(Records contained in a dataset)

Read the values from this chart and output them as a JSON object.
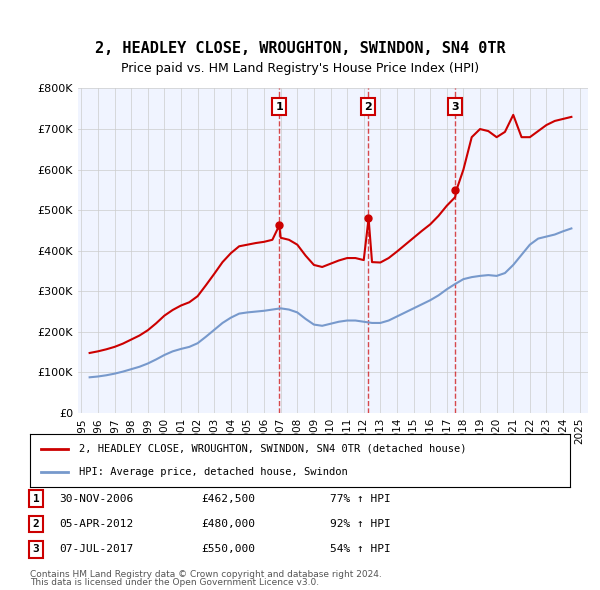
{
  "title": "2, HEADLEY CLOSE, WROUGHTON, SWINDON, SN4 0TR",
  "subtitle": "Price paid vs. HM Land Registry's House Price Index (HPI)",
  "ylabel": "",
  "ylim": [
    0,
    800000
  ],
  "yticks": [
    0,
    100000,
    200000,
    300000,
    400000,
    500000,
    600000,
    700000,
    800000
  ],
  "ytick_labels": [
    "£0",
    "£100K",
    "£200K",
    "£300K",
    "£400K",
    "£500K",
    "£600K",
    "£700K",
    "£800K"
  ],
  "sale_dates": [
    "2006-11-30",
    "2012-04-05",
    "2017-07-07"
  ],
  "sale_prices": [
    462500,
    480000,
    550000
  ],
  "sale_labels": [
    "1",
    "2",
    "3"
  ],
  "sale_info": [
    [
      "1",
      "30-NOV-2006",
      "£462,500",
      "77% ↑ HPI"
    ],
    [
      "2",
      "05-APR-2012",
      "£480,000",
      "92% ↑ HPI"
    ],
    [
      "3",
      "07-JUL-2017",
      "£550,000",
      "54% ↑ HPI"
    ]
  ],
  "legend_line1": "2, HEADLEY CLOSE, WROUGHTON, SWINDON, SN4 0TR (detached house)",
  "legend_line2": "HPI: Average price, detached house, Swindon",
  "footer1": "Contains HM Land Registry data © Crown copyright and database right 2024.",
  "footer2": "This data is licensed under the Open Government Licence v3.0.",
  "line_color_property": "#cc0000",
  "line_color_hpi": "#7799cc",
  "bg_color": "#f0f4ff",
  "grid_color": "#cccccc",
  "hpi_data_x": [
    1995.5,
    1996.0,
    1996.5,
    1997.0,
    1997.5,
    1998.0,
    1998.5,
    1999.0,
    1999.5,
    2000.0,
    2000.5,
    2001.0,
    2001.5,
    2002.0,
    2002.5,
    2003.0,
    2003.5,
    2004.0,
    2004.5,
    2005.0,
    2005.5,
    2006.0,
    2006.5,
    2007.0,
    2007.5,
    2008.0,
    2008.5,
    2009.0,
    2009.5,
    2010.0,
    2010.5,
    2011.0,
    2011.5,
    2012.0,
    2012.5,
    2013.0,
    2013.5,
    2014.0,
    2014.5,
    2015.0,
    2015.5,
    2016.0,
    2016.5,
    2017.0,
    2017.5,
    2018.0,
    2018.5,
    2019.0,
    2019.5,
    2020.0,
    2020.5,
    2021.0,
    2021.5,
    2022.0,
    2022.5,
    2023.0,
    2023.5,
    2024.0,
    2024.5
  ],
  "hpi_data_y": [
    88000,
    90000,
    93000,
    97000,
    102000,
    108000,
    114000,
    122000,
    132000,
    143000,
    152000,
    158000,
    163000,
    172000,
    188000,
    205000,
    222000,
    235000,
    245000,
    248000,
    250000,
    252000,
    255000,
    258000,
    255000,
    248000,
    232000,
    218000,
    215000,
    220000,
    225000,
    228000,
    228000,
    225000,
    222000,
    222000,
    228000,
    238000,
    248000,
    258000,
    268000,
    278000,
    290000,
    305000,
    318000,
    330000,
    335000,
    338000,
    340000,
    338000,
    345000,
    365000,
    390000,
    415000,
    430000,
    435000,
    440000,
    448000,
    455000
  ],
  "property_data_x": [
    1995.5,
    1996.0,
    1996.5,
    1997.0,
    1997.5,
    1998.0,
    1998.5,
    1999.0,
    1999.5,
    2000.0,
    2000.5,
    2001.0,
    2001.5,
    2002.0,
    2002.5,
    2003.0,
    2003.5,
    2004.0,
    2004.5,
    2005.0,
    2005.5,
    2006.0,
    2006.5,
    2006.917,
    2007.0,
    2007.5,
    2008.0,
    2008.5,
    2009.0,
    2009.5,
    2010.0,
    2010.5,
    2011.0,
    2011.5,
    2012.0,
    2012.292,
    2012.5,
    2013.0,
    2013.5,
    2014.0,
    2014.5,
    2015.0,
    2015.5,
    2016.0,
    2016.5,
    2017.0,
    2017.5,
    2017.583,
    2018.0,
    2018.5,
    2019.0,
    2019.5,
    2020.0,
    2020.5,
    2021.0,
    2021.5,
    2022.0,
    2022.5,
    2023.0,
    2023.5,
    2024.0,
    2024.5
  ],
  "property_data_y": [
    148000,
    152000,
    157000,
    163000,
    171000,
    181000,
    191000,
    204000,
    221000,
    240000,
    254000,
    265000,
    273000,
    288000,
    315000,
    343000,
    372000,
    394000,
    411000,
    415000,
    419000,
    422000,
    427000,
    462500,
    432000,
    427000,
    415000,
    388000,
    365000,
    360000,
    368000,
    376000,
    382000,
    382000,
    377000,
    480000,
    372000,
    371000,
    382000,
    398000,
    415000,
    432000,
    449000,
    465000,
    486000,
    511000,
    532000,
    550000,
    600000,
    680000,
    700000,
    695000,
    680000,
    693000,
    735000,
    680000,
    680000,
    695000,
    710000,
    720000,
    725000,
    730000
  ],
  "xlim_left": 1994.8,
  "xlim_right": 2025.5,
  "xticks": [
    1995,
    1996,
    1997,
    1998,
    1999,
    2000,
    2001,
    2002,
    2003,
    2004,
    2005,
    2006,
    2007,
    2008,
    2009,
    2010,
    2011,
    2012,
    2013,
    2014,
    2015,
    2016,
    2017,
    2018,
    2019,
    2020,
    2021,
    2022,
    2023,
    2024,
    2025
  ]
}
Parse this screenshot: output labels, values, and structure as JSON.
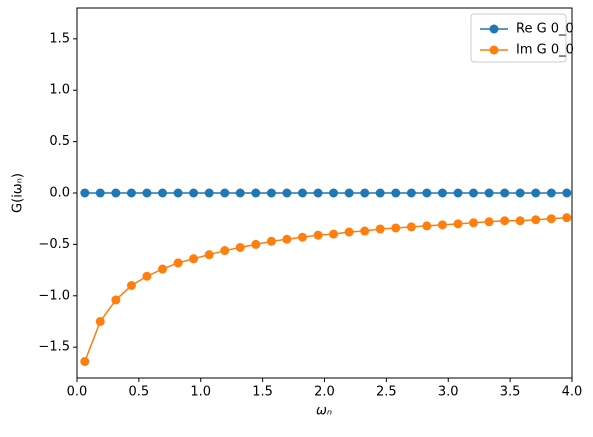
{
  "chart_data": {
    "type": "line",
    "x": [
      0.063,
      0.188,
      0.314,
      0.44,
      0.565,
      0.691,
      0.817,
      0.942,
      1.068,
      1.194,
      1.319,
      1.445,
      1.571,
      1.696,
      1.822,
      1.948,
      2.073,
      2.199,
      2.325,
      2.45,
      2.576,
      2.702,
      2.827,
      2.953,
      3.079,
      3.204,
      3.33,
      3.456,
      3.581,
      3.707,
      3.833,
      3.958
    ],
    "series": [
      {
        "name": "Re G 0_0",
        "color": "#1f77b4",
        "values": [
          0,
          0,
          0,
          0,
          0,
          0,
          0,
          0,
          0,
          0,
          0,
          0,
          0,
          0,
          0,
          0,
          0,
          0,
          0,
          0,
          0,
          0,
          0,
          0,
          0,
          0,
          0,
          0,
          0,
          0,
          0,
          0
        ]
      },
      {
        "name": "Im G 0_0",
        "color": "#ff7f0e",
        "values": [
          -1.64,
          -1.25,
          -1.04,
          -0.9,
          -0.81,
          -0.74,
          -0.68,
          -0.64,
          -0.6,
          -0.56,
          -0.53,
          -0.5,
          -0.47,
          -0.45,
          -0.43,
          -0.41,
          -0.4,
          -0.38,
          -0.37,
          -0.35,
          -0.34,
          -0.33,
          -0.32,
          -0.31,
          -0.3,
          -0.29,
          -0.28,
          -0.27,
          -0.27,
          -0.26,
          -0.25,
          -0.24
        ]
      }
    ],
    "xlabel": "ωₙ",
    "ylabel": "G(iωₙ)",
    "xlim": [
      0,
      4
    ],
    "ylim": [
      -1.8,
      1.8
    ],
    "xticks": [
      {
        "value": 0,
        "label": "0.0"
      },
      0.5,
      {
        "value": 1,
        "label": "1.0"
      },
      1.5,
      {
        "value": 2,
        "label": "2.0"
      },
      2.5,
      {
        "value": 3,
        "label": "3.0"
      },
      3.5,
      {
        "value": 4,
        "label": "4.0"
      }
    ],
    "yticks": [
      {
        "value": -1.5,
        "label": "−1.5"
      },
      {
        "value": -1,
        "label": "−1.0"
      },
      {
        "value": -0.5,
        "label": "−0.5"
      },
      {
        "value": 0,
        "label": "0.0"
      },
      0.5,
      {
        "value": 1,
        "label": "1.0"
      },
      1.5
    ],
    "grid": false,
    "legend": "upper-right"
  }
}
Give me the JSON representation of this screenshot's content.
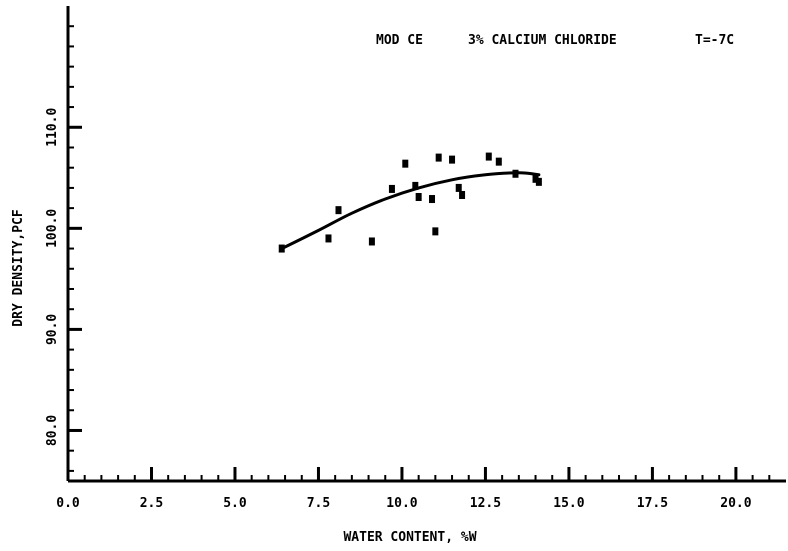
{
  "chart_data": {
    "type": "scatter",
    "title_parts": [
      "MOD CE",
      "3% CALCIUM CHLORIDE",
      "T=-7C"
    ],
    "xlabel": "WATER CONTENT, %W",
    "ylabel": "DRY DENSITY,PCF",
    "xlim": [
      0.0,
      21.5
    ],
    "ylim": [
      75.0,
      122.0
    ],
    "x_ticks": [
      "0.0",
      "2.5",
      "5.0",
      "7.5",
      "10.0",
      "12.5",
      "15.0",
      "17.5",
      "20.0"
    ],
    "x_tick_values": [
      0.0,
      2.5,
      5.0,
      7.5,
      10.0,
      12.5,
      15.0,
      17.5,
      20.0
    ],
    "y_ticks": [
      "80.0",
      "90.0",
      "100.0",
      "110.0"
    ],
    "y_tick_values": [
      80.0,
      90.0,
      100.0,
      110.0
    ],
    "grid": false,
    "series": [
      {
        "points": [
          [
            6.4,
            98.0
          ],
          [
            7.8,
            99.0
          ],
          [
            8.1,
            101.8
          ],
          [
            9.1,
            98.7
          ],
          [
            9.7,
            103.9
          ],
          [
            10.1,
            106.4
          ],
          [
            10.4,
            104.2
          ],
          [
            10.5,
            103.1
          ],
          [
            10.9,
            102.9
          ],
          [
            11.0,
            99.7
          ],
          [
            11.1,
            107.0
          ],
          [
            11.5,
            106.8
          ],
          [
            11.7,
            104.0
          ],
          [
            11.8,
            103.3
          ],
          [
            12.6,
            107.1
          ],
          [
            12.9,
            106.6
          ],
          [
            13.4,
            105.4
          ],
          [
            14.0,
            104.9
          ],
          [
            14.1,
            104.6
          ]
        ]
      },
      {
        "type": "line",
        "points": [
          [
            6.4,
            98.0
          ],
          [
            7.5,
            99.8
          ],
          [
            8.5,
            101.5
          ],
          [
            9.5,
            102.9
          ],
          [
            10.5,
            104.0
          ],
          [
            11.5,
            104.8
          ],
          [
            12.5,
            105.3
          ],
          [
            13.5,
            105.5
          ],
          [
            14.1,
            105.3
          ]
        ]
      }
    ]
  }
}
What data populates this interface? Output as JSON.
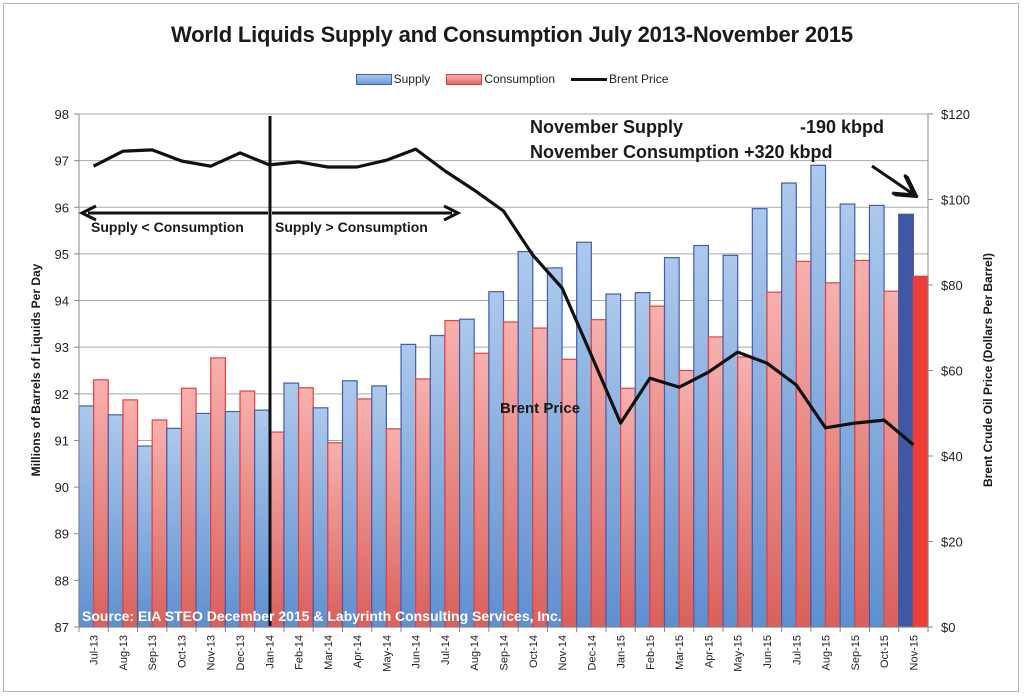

**CHALLENGE:** A line counts if it holds the word "Land". Work out how many lines in the listing count, and give only that number.

**ANSWER TO THIS TASK:** 2